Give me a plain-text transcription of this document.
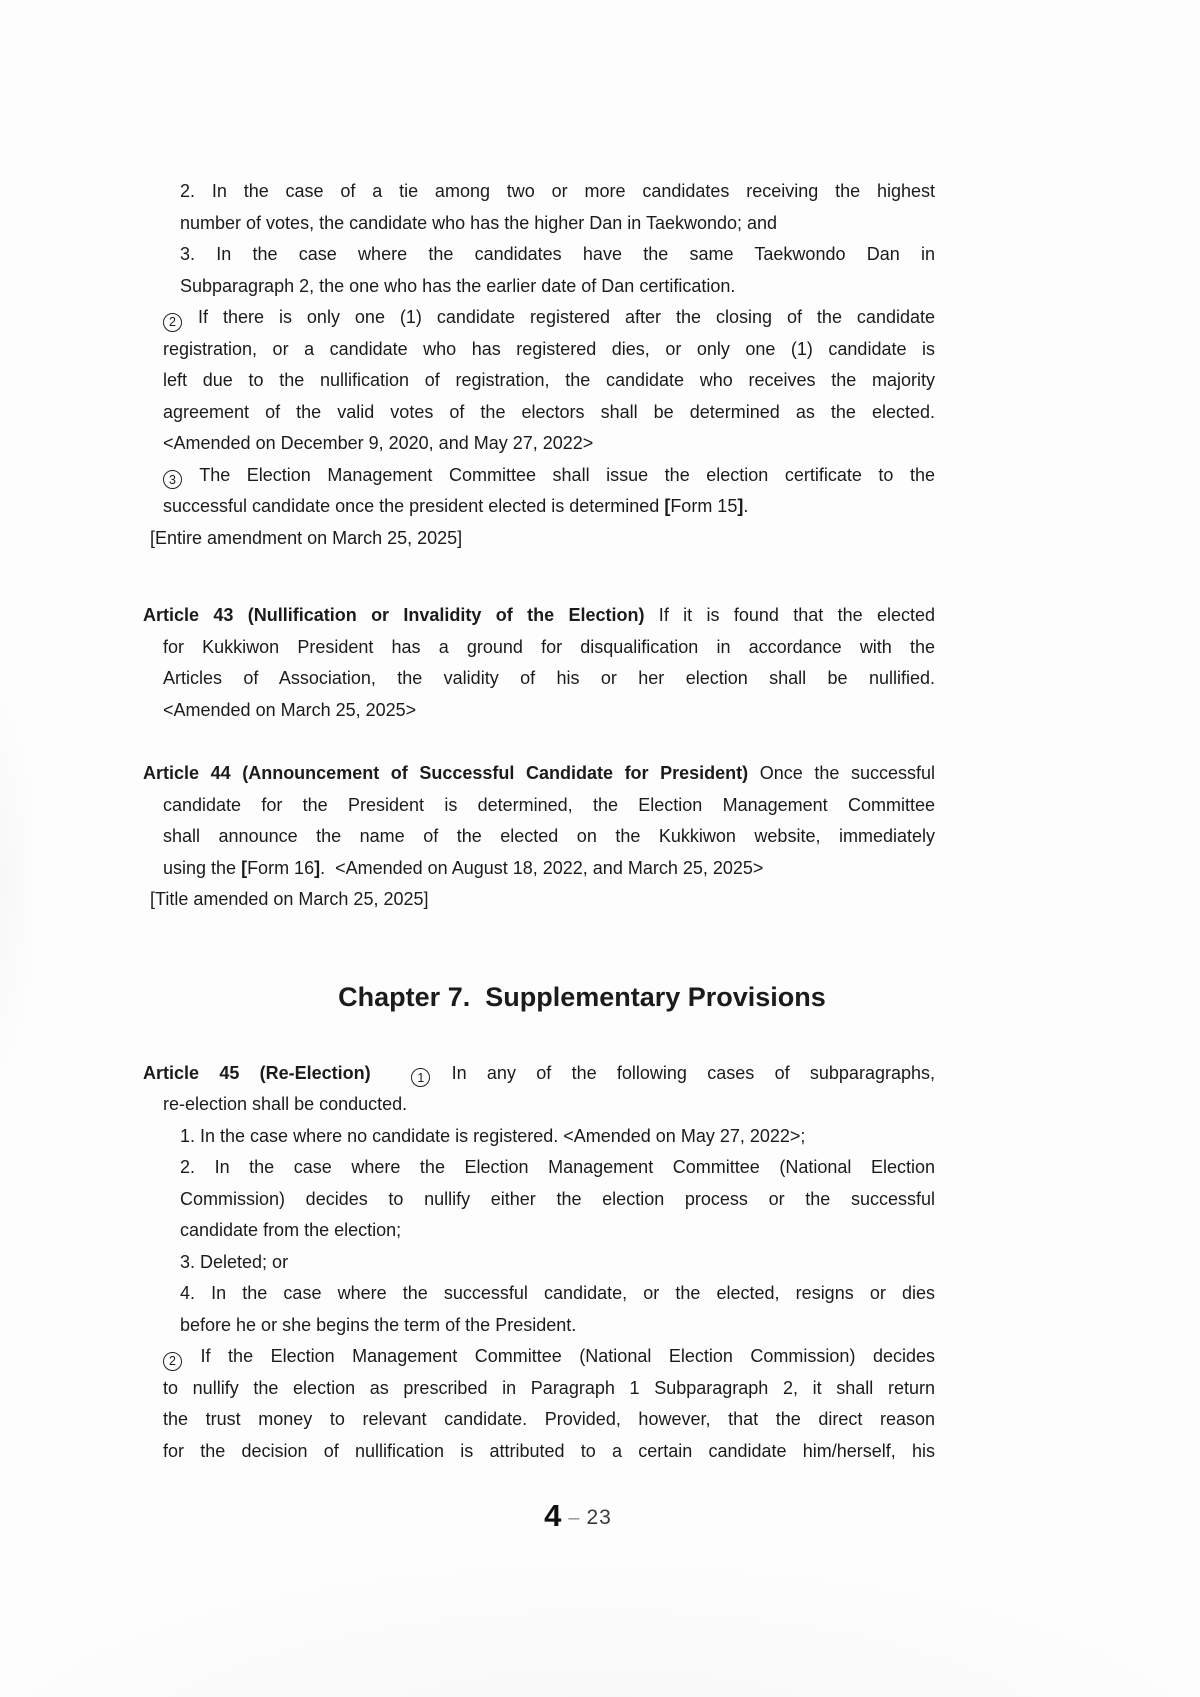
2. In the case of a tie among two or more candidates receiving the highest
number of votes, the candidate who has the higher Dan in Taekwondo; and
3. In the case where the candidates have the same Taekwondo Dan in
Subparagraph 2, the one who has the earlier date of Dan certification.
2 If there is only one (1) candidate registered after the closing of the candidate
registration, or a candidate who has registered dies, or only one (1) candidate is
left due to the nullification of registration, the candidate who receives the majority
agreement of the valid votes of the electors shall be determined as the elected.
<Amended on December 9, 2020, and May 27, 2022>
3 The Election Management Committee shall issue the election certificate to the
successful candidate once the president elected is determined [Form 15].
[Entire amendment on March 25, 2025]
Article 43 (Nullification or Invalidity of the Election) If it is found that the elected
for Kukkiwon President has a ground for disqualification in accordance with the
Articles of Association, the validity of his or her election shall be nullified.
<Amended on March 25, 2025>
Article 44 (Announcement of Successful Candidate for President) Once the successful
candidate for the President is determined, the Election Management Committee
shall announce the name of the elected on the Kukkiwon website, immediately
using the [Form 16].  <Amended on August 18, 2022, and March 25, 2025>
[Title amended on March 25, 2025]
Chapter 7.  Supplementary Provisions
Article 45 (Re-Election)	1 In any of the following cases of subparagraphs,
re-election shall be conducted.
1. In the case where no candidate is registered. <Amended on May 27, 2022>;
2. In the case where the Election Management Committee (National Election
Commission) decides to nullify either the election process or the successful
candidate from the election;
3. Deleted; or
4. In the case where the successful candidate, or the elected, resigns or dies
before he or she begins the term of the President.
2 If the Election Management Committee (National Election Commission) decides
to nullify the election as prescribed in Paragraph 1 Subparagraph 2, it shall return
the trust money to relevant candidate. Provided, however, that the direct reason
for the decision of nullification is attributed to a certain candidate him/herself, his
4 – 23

Exercise details: Print every entry exactly as written, without the pictures.

Task response:
Give me a plain-text transcription of this document.
2. In the case of a tie among two or more candidates receiving the highest
number of votes, the candidate who has the higher Dan in Taekwondo; and
3. In the case where the candidates have the same Taekwondo Dan in
Subparagraph 2, the one who has the earlier date of Dan certification.
2 If there is only one (1) candidate registered after the closing of the candidate
registration, or a candidate who has registered dies, or only one (1) candidate is
left due to the nullification of registration, the candidate who receives the majority
agreement of the valid votes of the electors shall be determined as the elected.
<Amended on December 9, 2020, and May 27, 2022>
3 The Election Management Committee shall issue the election certificate to the
successful candidate once the president elected is determined [Form 15].
[Entire amendment on March 25, 2025]
Article 43 (Nullification or Invalidity of the Election) If it is found that the elected
for Kukkiwon President has a ground for disqualification in accordance with the
Articles of Association, the validity of his or her election shall be nullified.
<Amended on March 25, 2025>
Article 44 (Announcement of Successful Candidate for President) Once the successful
candidate for the President is determined, the Election Management Committee
shall announce the name of the elected on the Kukkiwon website, immediately
using the [Form 16].  <Amended on August 18, 2022, and March 25, 2025>
[Title amended on March 25, 2025]
Chapter 7.  Supplementary Provisions
Article 45 (Re-Election)	1 In any of the following cases of subparagraphs,
re-election shall be conducted.
1. In the case where no candidate is registered. <Amended on May 27, 2022>;
2. In the case where the Election Management Committee (National Election
Commission) decides to nullify either the election process or the successful
candidate from the election;
3. Deleted; or
4. In the case where the successful candidate, or the elected, resigns or dies
before he or she begins the term of the President.
2 If the Election Management Committee (National Election Commission) decides
to nullify the election as prescribed in Paragraph 1 Subparagraph 2, it shall return
the trust money to relevant candidate. Provided, however, that the direct reason
for the decision of nullification is attributed to a certain candidate him/herself, his
4 – 23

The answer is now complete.